■ Job ■
Return a copy of each line that holds the string "Resaleworld".

(Data records)
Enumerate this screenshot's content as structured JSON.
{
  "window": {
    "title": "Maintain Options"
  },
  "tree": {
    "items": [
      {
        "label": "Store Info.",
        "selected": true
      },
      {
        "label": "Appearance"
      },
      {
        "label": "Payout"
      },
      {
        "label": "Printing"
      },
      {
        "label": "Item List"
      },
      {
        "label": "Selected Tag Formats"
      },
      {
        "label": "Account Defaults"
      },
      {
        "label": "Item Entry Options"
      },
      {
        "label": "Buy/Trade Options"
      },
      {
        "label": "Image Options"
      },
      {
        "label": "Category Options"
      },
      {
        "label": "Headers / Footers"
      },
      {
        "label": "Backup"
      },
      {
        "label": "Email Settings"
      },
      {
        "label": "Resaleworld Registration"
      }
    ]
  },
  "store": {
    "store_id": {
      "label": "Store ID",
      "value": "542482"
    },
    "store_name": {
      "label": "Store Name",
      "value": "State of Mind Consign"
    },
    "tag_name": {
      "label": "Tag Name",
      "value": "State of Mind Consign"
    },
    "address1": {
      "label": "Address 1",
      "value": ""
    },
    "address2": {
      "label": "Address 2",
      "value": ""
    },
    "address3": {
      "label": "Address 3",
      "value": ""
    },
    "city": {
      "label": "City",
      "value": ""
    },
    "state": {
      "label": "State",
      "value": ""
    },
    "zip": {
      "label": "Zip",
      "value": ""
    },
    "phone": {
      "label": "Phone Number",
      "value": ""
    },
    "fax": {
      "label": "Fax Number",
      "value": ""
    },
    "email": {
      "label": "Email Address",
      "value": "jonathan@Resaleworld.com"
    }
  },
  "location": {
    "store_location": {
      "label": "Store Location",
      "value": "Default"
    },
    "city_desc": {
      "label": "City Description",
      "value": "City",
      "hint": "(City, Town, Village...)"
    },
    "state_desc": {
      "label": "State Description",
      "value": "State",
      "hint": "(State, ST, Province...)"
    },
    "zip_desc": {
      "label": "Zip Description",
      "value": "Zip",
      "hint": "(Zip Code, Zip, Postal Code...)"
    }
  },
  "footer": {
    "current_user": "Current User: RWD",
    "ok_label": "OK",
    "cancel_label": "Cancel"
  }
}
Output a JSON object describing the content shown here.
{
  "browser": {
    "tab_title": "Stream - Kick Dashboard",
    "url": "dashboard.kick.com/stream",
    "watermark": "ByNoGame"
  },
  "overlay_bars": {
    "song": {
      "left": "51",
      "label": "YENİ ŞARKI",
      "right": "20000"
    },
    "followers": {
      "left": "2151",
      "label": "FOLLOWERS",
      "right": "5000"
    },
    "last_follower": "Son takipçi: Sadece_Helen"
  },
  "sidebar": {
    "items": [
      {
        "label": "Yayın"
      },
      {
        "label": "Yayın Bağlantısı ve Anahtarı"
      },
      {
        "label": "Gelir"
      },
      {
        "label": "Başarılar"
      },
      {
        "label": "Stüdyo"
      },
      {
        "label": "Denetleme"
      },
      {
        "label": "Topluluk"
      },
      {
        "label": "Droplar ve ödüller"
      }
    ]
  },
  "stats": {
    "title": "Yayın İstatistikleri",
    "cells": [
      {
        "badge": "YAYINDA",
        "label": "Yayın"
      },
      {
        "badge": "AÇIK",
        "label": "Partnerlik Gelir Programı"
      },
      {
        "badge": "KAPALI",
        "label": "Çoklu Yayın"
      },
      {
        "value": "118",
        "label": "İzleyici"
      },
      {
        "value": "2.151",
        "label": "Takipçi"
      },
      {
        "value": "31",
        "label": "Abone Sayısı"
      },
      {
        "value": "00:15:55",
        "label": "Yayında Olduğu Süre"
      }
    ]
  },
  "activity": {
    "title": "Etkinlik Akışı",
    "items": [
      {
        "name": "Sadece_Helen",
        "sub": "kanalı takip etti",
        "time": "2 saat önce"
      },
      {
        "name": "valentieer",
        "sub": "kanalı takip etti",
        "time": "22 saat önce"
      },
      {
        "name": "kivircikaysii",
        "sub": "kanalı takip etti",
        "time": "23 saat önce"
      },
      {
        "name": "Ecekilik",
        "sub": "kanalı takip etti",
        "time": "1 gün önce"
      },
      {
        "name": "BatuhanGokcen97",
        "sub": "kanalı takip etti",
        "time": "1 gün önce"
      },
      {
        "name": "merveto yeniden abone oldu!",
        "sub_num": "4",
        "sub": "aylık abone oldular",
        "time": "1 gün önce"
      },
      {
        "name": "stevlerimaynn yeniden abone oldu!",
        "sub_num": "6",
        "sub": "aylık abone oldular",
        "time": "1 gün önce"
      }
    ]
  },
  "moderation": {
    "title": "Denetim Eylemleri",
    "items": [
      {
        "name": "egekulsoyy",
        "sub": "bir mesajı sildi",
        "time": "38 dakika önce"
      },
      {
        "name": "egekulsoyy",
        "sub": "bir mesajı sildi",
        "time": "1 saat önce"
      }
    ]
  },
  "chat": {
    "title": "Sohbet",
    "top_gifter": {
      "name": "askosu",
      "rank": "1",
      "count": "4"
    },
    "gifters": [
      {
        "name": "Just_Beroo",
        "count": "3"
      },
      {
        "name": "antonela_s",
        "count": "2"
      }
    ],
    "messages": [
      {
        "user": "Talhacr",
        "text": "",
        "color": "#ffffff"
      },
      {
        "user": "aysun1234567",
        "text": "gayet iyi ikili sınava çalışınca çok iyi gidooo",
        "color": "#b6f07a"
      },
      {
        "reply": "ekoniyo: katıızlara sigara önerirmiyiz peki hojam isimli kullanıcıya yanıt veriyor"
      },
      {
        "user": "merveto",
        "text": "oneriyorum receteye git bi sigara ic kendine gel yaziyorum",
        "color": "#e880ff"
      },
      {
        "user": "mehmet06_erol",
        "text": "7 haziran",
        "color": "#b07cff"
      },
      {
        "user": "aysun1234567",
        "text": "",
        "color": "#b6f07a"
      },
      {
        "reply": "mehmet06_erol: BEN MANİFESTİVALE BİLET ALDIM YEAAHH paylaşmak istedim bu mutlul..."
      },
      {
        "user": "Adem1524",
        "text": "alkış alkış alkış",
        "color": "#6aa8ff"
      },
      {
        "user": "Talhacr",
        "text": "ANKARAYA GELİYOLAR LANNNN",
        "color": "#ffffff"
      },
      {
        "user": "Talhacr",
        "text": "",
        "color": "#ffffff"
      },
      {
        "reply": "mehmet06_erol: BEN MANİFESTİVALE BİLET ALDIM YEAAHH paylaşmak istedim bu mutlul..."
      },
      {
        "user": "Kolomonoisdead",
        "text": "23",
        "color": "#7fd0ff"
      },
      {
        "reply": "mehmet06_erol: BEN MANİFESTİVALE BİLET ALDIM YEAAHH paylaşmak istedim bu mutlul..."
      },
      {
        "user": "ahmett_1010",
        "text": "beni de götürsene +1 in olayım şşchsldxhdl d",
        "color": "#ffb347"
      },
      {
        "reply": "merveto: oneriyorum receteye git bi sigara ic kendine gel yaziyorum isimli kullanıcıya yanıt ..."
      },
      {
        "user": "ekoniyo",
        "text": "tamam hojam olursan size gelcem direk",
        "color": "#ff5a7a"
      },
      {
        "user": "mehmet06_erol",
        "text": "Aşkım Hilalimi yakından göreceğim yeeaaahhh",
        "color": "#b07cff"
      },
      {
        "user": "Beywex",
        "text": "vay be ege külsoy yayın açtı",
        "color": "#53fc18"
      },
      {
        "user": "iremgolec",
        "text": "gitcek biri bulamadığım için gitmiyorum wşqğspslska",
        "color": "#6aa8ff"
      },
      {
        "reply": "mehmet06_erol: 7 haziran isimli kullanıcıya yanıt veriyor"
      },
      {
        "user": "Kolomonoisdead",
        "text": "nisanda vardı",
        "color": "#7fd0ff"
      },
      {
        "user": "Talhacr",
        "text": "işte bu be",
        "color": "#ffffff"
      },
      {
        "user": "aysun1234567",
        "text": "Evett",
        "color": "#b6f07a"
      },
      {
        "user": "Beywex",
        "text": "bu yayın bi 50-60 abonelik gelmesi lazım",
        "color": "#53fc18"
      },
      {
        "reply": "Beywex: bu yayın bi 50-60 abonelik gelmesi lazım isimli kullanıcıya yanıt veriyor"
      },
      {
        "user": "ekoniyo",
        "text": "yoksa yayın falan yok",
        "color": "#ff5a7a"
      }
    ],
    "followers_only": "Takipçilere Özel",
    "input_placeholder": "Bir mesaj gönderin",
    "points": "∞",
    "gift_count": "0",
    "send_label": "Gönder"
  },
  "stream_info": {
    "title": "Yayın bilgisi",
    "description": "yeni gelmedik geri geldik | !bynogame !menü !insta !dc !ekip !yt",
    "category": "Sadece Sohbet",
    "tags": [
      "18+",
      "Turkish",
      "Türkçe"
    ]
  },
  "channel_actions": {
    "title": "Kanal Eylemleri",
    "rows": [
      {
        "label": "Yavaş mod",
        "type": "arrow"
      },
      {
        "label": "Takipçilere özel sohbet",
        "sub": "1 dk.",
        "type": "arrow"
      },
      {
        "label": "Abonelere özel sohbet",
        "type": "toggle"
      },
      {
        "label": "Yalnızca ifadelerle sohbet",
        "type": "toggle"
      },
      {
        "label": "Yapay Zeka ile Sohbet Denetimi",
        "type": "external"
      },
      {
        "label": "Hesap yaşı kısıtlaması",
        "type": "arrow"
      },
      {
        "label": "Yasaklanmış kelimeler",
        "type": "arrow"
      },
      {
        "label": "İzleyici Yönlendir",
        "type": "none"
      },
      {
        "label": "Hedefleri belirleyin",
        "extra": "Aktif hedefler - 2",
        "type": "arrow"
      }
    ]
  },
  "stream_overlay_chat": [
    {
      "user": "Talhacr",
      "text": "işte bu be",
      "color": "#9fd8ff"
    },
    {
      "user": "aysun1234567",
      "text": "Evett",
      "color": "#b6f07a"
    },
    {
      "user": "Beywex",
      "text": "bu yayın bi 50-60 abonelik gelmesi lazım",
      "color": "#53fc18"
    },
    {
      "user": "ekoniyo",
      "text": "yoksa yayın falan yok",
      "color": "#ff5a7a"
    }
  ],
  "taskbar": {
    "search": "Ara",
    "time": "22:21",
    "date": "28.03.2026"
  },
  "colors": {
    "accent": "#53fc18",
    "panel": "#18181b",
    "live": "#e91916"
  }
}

■ Solved problem ■
        "label": "Resaleworld Registration"
      "value": "jonathan@Resaleworld.com"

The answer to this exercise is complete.